## [INSTRUCTIONS TO FOLLOW]
Write out the lines below exactly as they appear, leaving the pictures out of your answer.

(Items from a dataset)
++++++
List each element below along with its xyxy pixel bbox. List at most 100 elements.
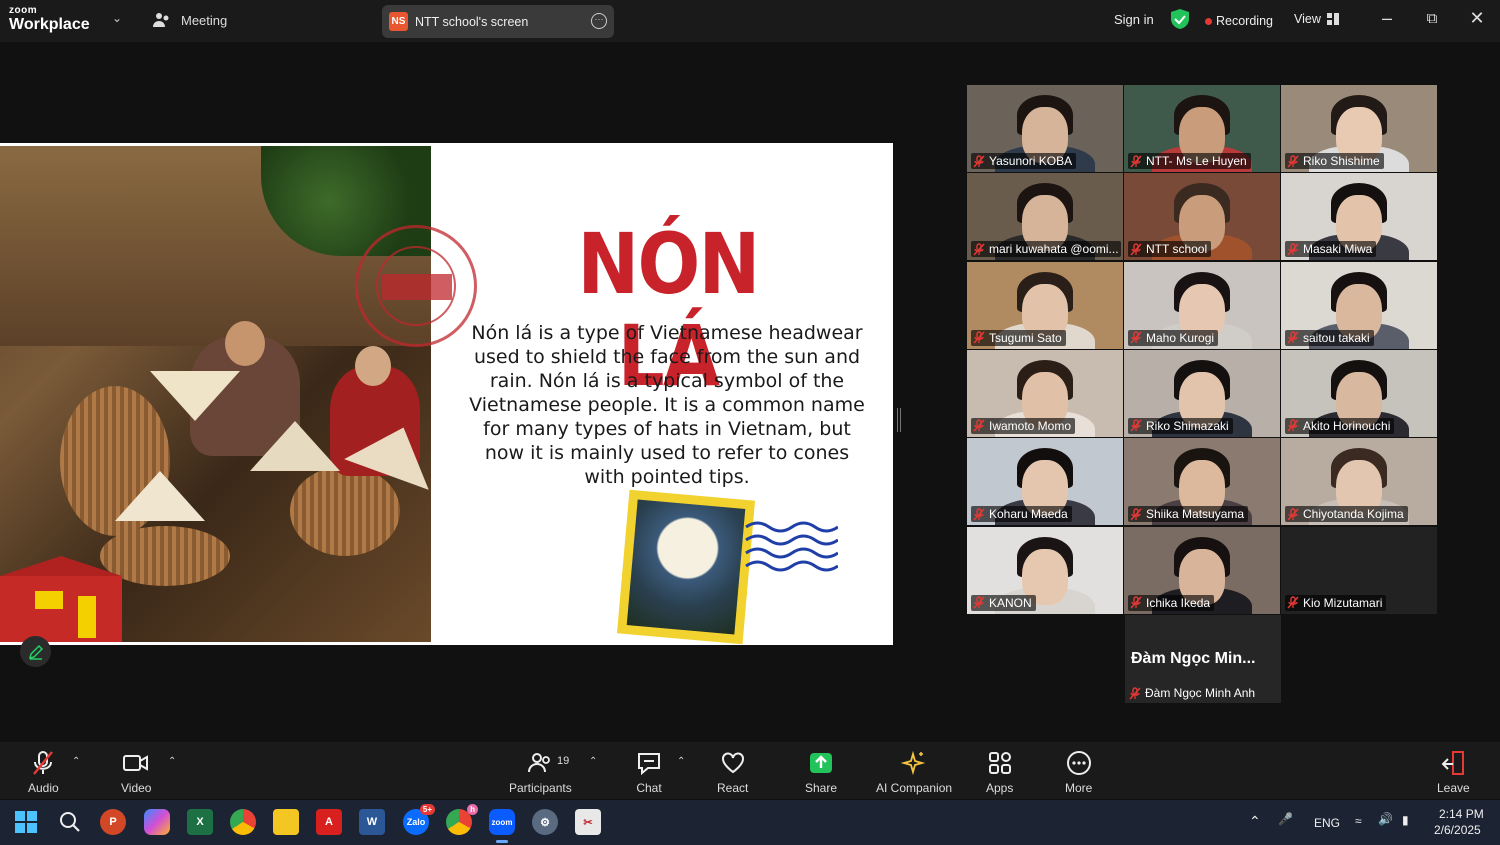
word-icon[interactable]: W — [359, 809, 385, 835]
powerpoint-icon[interactable]: P — [100, 809, 126, 835]
participant-tile[interactable]: NTT school — [1124, 173, 1280, 261]
ai-companion-button[interactable]: AI Companion — [876, 750, 952, 795]
participant-tile[interactable]: Masaki Miwa — [1281, 173, 1437, 261]
participant-display-name: Đàm Ngọc Min... — [1131, 650, 1256, 667]
house-door — [78, 596, 96, 638]
participants-icon — [528, 753, 551, 773]
participants-label: Participants — [509, 781, 572, 795]
participant-name: Koharu Maeda — [989, 507, 1068, 522]
more-options-icon[interactable]: ··· — [591, 13, 607, 29]
zalo-notification-badge: 5+ — [419, 804, 435, 815]
slide-description: Nón lá is a type of Vietnamese headwear … — [469, 322, 865, 488]
restore-icon[interactable]: ⧉ — [1417, 10, 1447, 27]
more-button[interactable]: More — [1065, 750, 1092, 795]
participant-tile[interactable]: NTT- Ms Le Huyen — [1124, 85, 1280, 172]
muted-mic-icon — [1129, 686, 1141, 700]
photo-hat — [150, 371, 240, 421]
participant-name: Yasunori KOBA — [989, 154, 1073, 168]
chat-bubble-icon — [638, 753, 660, 776]
splitter-handle[interactable] — [897, 408, 901, 432]
participant-tile[interactable]: KANON — [967, 526, 1123, 614]
audio-options-chevron-icon[interactable]: ⌃ — [72, 756, 80, 767]
tray-overflow-chevron-icon[interactable]: ⌃ — [1249, 813, 1261, 830]
audio-button[interactable]: Audio — [28, 750, 59, 795]
participant-tile[interactable]: Riko Shishime — [1281, 85, 1437, 172]
clock-time[interactable]: 2:14 PM — [1439, 807, 1484, 821]
snipping-tool-icon[interactable]: ✂ — [575, 809, 601, 835]
close-icon[interactable]: ✕ — [1462, 8, 1492, 29]
settings-icon[interactable]: ⚙ — [532, 809, 558, 835]
react-label: React — [717, 781, 749, 795]
muted-mic-icon — [1130, 507, 1142, 521]
language-indicator[interactable]: ENG — [1314, 816, 1340, 830]
participant-name: Akito Horinouchi — [1303, 418, 1391, 433]
participant-name: Iwamoto Momo — [989, 418, 1072, 433]
participant-name-label: Tsugumi Sato — [971, 329, 1066, 346]
battery-icon[interactable]: ▮ — [1402, 813, 1409, 827]
participant-name: Masaki Miwa — [1303, 242, 1373, 257]
video-options-chevron-icon[interactable]: ⌃ — [168, 756, 176, 767]
participant-name: mari kuwahata @oomi... — [989, 242, 1119, 257]
leave-button[interactable]: Leave — [1437, 750, 1470, 795]
zoom-app-icon[interactable]: zoom — [489, 809, 515, 843]
react-button[interactable]: React — [717, 750, 748, 795]
sign-in-button[interactable]: Sign in — [1114, 12, 1154, 27]
postmark-bar — [382, 274, 452, 300]
participant-tile[interactable]: Ichika Ikeda — [1124, 526, 1280, 614]
chat-button[interactable]: Chat — [636, 750, 662, 795]
security-shield-icon[interactable] — [1171, 9, 1189, 29]
participant-tile[interactable]: mari kuwahata @oomi... — [967, 173, 1123, 261]
chrome-profile-icon[interactable]: h — [446, 804, 478, 835]
participant-tile[interactable]: Iwamoto Momo — [967, 349, 1123, 437]
participant-tile[interactable]: saitou takaki — [1281, 261, 1437, 349]
participant-tile[interactable]: Chiyotanda Kojima — [1281, 438, 1437, 526]
participant-tile[interactable]: Tsugumi Sato — [967, 261, 1123, 349]
participant-tile[interactable]: Shiika Matsuyama — [1124, 438, 1280, 526]
video-button[interactable]: Video — [121, 750, 151, 795]
recording-indicator[interactable]: Recording — [1205, 14, 1273, 28]
annotate-button[interactable] — [20, 636, 51, 667]
participant-name-label: Chiyotanda Kojima — [1285, 506, 1408, 523]
zoom-logo[interactable]: zoom Workplace — [9, 6, 90, 33]
windows-start-icon[interactable] — [13, 809, 39, 835]
view-button[interactable]: View — [1294, 12, 1339, 26]
zalo-icon[interactable]: Zalo 5+ — [403, 804, 435, 835]
acrobat-icon[interactable]: A — [316, 809, 342, 835]
participant-name-label: Koharu Maeda — [971, 506, 1072, 523]
participant-tile[interactable]: Kio Mizutamari — [1281, 526, 1437, 614]
apps-button[interactable]: Apps — [986, 750, 1013, 795]
search-icon[interactable] — [57, 809, 83, 835]
volume-icon[interactable]: 🔊 — [1378, 812, 1393, 826]
chevron-down-icon[interactable]: ⌄ — [112, 11, 122, 25]
participant-name: Kio Mizutamari — [1303, 595, 1383, 610]
minimize-icon[interactable]: – — [1372, 8, 1402, 29]
excel-icon[interactable]: X — [187, 809, 213, 835]
participants-options-chevron-icon[interactable]: ⌃ — [589, 756, 597, 767]
grid-view-icon — [1326, 13, 1339, 25]
chat-options-chevron-icon[interactable]: ⌃ — [677, 756, 685, 767]
participant-tile[interactable]: Yasunori KOBA — [967, 85, 1123, 172]
apps-grid-icon — [988, 752, 1011, 774]
muted-mic-icon — [1287, 243, 1299, 256]
clock-date[interactable]: 2/6/2025 — [1434, 823, 1481, 837]
participant-tile[interactable]: Akito Horinouchi — [1281, 349, 1437, 437]
share-button[interactable]: Share — [805, 750, 837, 795]
participant-tile[interactable]: Riko Shimazaki — [1124, 349, 1280, 437]
meeting-label: Meeting — [181, 12, 228, 28]
participant-name-label: NTT school — [1128, 241, 1212, 258]
muted-mic-icon — [973, 331, 985, 344]
sharer-avatar: NS — [389, 12, 408, 31]
photo-hat — [250, 421, 340, 471]
meeting-menu[interactable]: Meeting — [153, 12, 227, 28]
wifi-icon[interactable]: ≈ — [1355, 814, 1362, 828]
participant-tile[interactable]: Koharu Maeda — [967, 438, 1123, 526]
participant-name: Ichika Ikeda — [1146, 595, 1211, 610]
file-explorer-icon[interactable] — [273, 809, 299, 835]
chrome-icon[interactable] — [230, 809, 256, 835]
shared-screen-indicator[interactable]: NS NTT school's screen ··· — [382, 5, 614, 38]
copilot-icon[interactable] — [144, 809, 170, 835]
participant-name: KANON — [989, 595, 1032, 610]
participant-tile[interactable]: Maho Kurogi — [1124, 261, 1280, 349]
participant-tile-no-video[interactable]: Đàm Ngọc Min... Đàm Ngọc Minh Anh — [1125, 615, 1281, 703]
microphone-tray-icon[interactable]: 🎤 — [1278, 812, 1293, 826]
++++++
## [PROBLEM SOLUTION]
List each element below along with its xyxy pixel bbox. List at most 100 elements.
word-icon[interactable]: W — [359, 809, 385, 835]
powerpoint-icon[interactable]: P — [100, 809, 126, 835]
participant-tile[interactable]: NTT school — [1124, 173, 1280, 261]
ai-companion-button[interactable]: AI Companion — [876, 750, 952, 795]
participant-tile[interactable]: Masaki Miwa — [1281, 173, 1437, 261]
participant-display-name: Đàm Ngọc Min... — [1131, 650, 1256, 667]
house-door — [78, 596, 96, 638]
participants-icon — [528, 753, 551, 773]
participants-label: Participants — [509, 781, 572, 795]
participant-name: Koharu Maeda — [989, 507, 1068, 522]
more-options-icon[interactable]: ··· — [591, 13, 607, 29]
zalo-notification-badge: 5+ — [419, 804, 435, 815]
slide-description: Nón lá is a type of Vietnamese headwear … — [469, 322, 865, 488]
restore-icon[interactable]: ⧉ — [1417, 10, 1447, 27]
more-button[interactable]: More — [1065, 750, 1092, 795]
participant-tile[interactable]: NTT- Ms Le Huyen — [1124, 85, 1280, 172]
muted-mic-icon — [1129, 686, 1141, 700]
photo-hat — [150, 371, 240, 421]
participant-name: Yasunori KOBA — [989, 154, 1073, 168]
chat-bubble-icon — [638, 753, 660, 776]
splitter-handle[interactable] — [897, 408, 901, 432]
participant-tile[interactable]: KANON — [967, 526, 1123, 614]
audio-options-chevron-icon[interactable]: ⌃ — [72, 756, 80, 767]
tray-overflow-chevron-icon[interactable]: ⌃ — [1249, 813, 1261, 830]
audio-button[interactable]: Audio — [28, 750, 59, 795]
participant-tile[interactable]: Riko Shishime — [1281, 85, 1437, 172]
clock-time[interactable]: 2:14 PM — [1439, 807, 1484, 821]
snipping-tool-icon[interactable]: ✂ — [575, 809, 601, 835]
close-icon[interactable]: ✕ — [1462, 8, 1492, 29]
settings-icon[interactable]: ⚙ — [532, 809, 558, 835]
react-label: React — [717, 781, 749, 795]
muted-mic-icon — [1130, 507, 1142, 521]
language-indicator[interactable]: ENG — [1314, 816, 1340, 830]
participant-name: Akito Horinouchi — [1303, 418, 1391, 433]
participant-name: Iwamoto Momo — [989, 418, 1072, 433]
participant-name-label: Tsugumi Sato — [971, 329, 1066, 346]
battery-icon[interactable]: ▮ — [1402, 813, 1409, 827]
participant-name: Masaki Miwa — [1303, 242, 1373, 257]
video-options-chevron-icon[interactable]: ⌃ — [168, 756, 176, 767]
participant-name: mari kuwahata @oomi... — [989, 242, 1119, 257]
leave-button[interactable]: Leave — [1437, 750, 1470, 795]
zoom-app-icon[interactable]: zoom — [489, 809, 515, 843]
react-button[interactable]: React — [717, 750, 748, 795]
sign-in-button[interactable]: Sign in — [1114, 12, 1154, 27]
postmark-bar — [382, 274, 452, 300]
participant-tile[interactable]: Ichika Ikeda — [1124, 526, 1280, 614]
chat-button[interactable]: Chat — [636, 750, 662, 795]
security-shield-icon[interactable] — [1171, 9, 1189, 29]
participant-tile[interactable]: mari kuwahata @oomi... — [967, 173, 1123, 261]
chrome-profile-icon[interactable]: h — [446, 804, 478, 835]
participant-tile[interactable]: Iwamoto Momo — [967, 349, 1123, 437]
participant-tile[interactable]: saitou takaki — [1281, 261, 1437, 349]
participant-tile[interactable]: Chiyotanda Kojima — [1281, 438, 1437, 526]
participant-tile[interactable]: Tsugumi Sato — [967, 261, 1123, 349]
participant-tile[interactable]: Shiika Matsuyama — [1124, 438, 1280, 526]
video-button[interactable]: Video — [121, 750, 151, 795]
recording-indicator[interactable]: Recording — [1205, 14, 1273, 28]
annotate-button[interactable] — [20, 636, 51, 667]
participant-name-label: Chiyotanda Kojima — [1285, 506, 1408, 523]
zoom-logo[interactable]: zoom Workplace — [9, 6, 90, 33]
windows-start-icon[interactable] — [13, 809, 39, 835]
view-button[interactable]: View — [1294, 12, 1339, 26]
zalo-icon[interactable]: Zalo 5+ — [403, 804, 435, 835]
acrobat-icon[interactable]: A — [316, 809, 342, 835]
participant-name-label: Koharu Maeda — [971, 506, 1072, 523]
participant-tile[interactable]: Kio Mizutamari — [1281, 526, 1437, 614]
apps-button[interactable]: Apps — [986, 750, 1013, 795]
search-icon[interactable] — [57, 809, 83, 835]
volume-icon[interactable]: 🔊 — [1378, 812, 1393, 826]
chevron-down-icon[interactable]: ⌄ — [112, 11, 122, 25]
participant-name: Kio Mizutamari — [1303, 595, 1383, 610]
minimize-icon[interactable]: – — [1372, 8, 1402, 29]
excel-icon[interactable]: X — [187, 809, 213, 835]
participants-options-chevron-icon[interactable]: ⌃ — [589, 756, 597, 767]
grid-view-icon — [1326, 13, 1339, 25]
chat-options-chevron-icon[interactable]: ⌃ — [677, 756, 685, 767]
participant-tile[interactable]: Yasunori KOBA — [967, 85, 1123, 172]
apps-grid-icon — [988, 752, 1011, 774]
muted-mic-icon — [1287, 243, 1299, 256]
clock-date[interactable]: 2/6/2025 — [1434, 823, 1481, 837]
participant-tile[interactable]: Akito Horinouchi — [1281, 349, 1437, 437]
share-button[interactable]: Share — [805, 750, 837, 795]
participant-tile[interactable]: Riko Shimazaki — [1124, 349, 1280, 437]
meeting-label: Meeting — [181, 12, 228, 28]
participant-name-label: NTT school — [1128, 241, 1212, 258]
muted-mic-icon — [973, 331, 985, 344]
sharer-avatar: NS — [389, 12, 408, 31]
photo-hat — [250, 421, 340, 471]
meeting-menu[interactable]: Meeting — [153, 12, 227, 28]
wifi-icon[interactable]: ≈ — [1355, 814, 1362, 828]
participant-tile[interactable]: Koharu Maeda — [967, 438, 1123, 526]
participant-name: Ichika Ikeda — [1146, 595, 1211, 610]
file-explorer-icon[interactable] — [273, 809, 299, 835]
chrome-icon[interactable] — [230, 809, 256, 835]
shared-screen-indicator[interactable]: NS NTT school's screen ··· — [382, 5, 614, 38]
copilot-icon[interactable] — [144, 809, 170, 835]
participant-name: KANON — [989, 595, 1032, 610]
participant-tile[interactable]: Maho Kurogi — [1124, 261, 1280, 349]
participant-tile-no-video[interactable]: Đàm Ngọc Min... Đàm Ngọc Minh Anh — [1125, 615, 1281, 703]
microphone-tray-icon[interactable]: 🎤 — [1278, 812, 1293, 826]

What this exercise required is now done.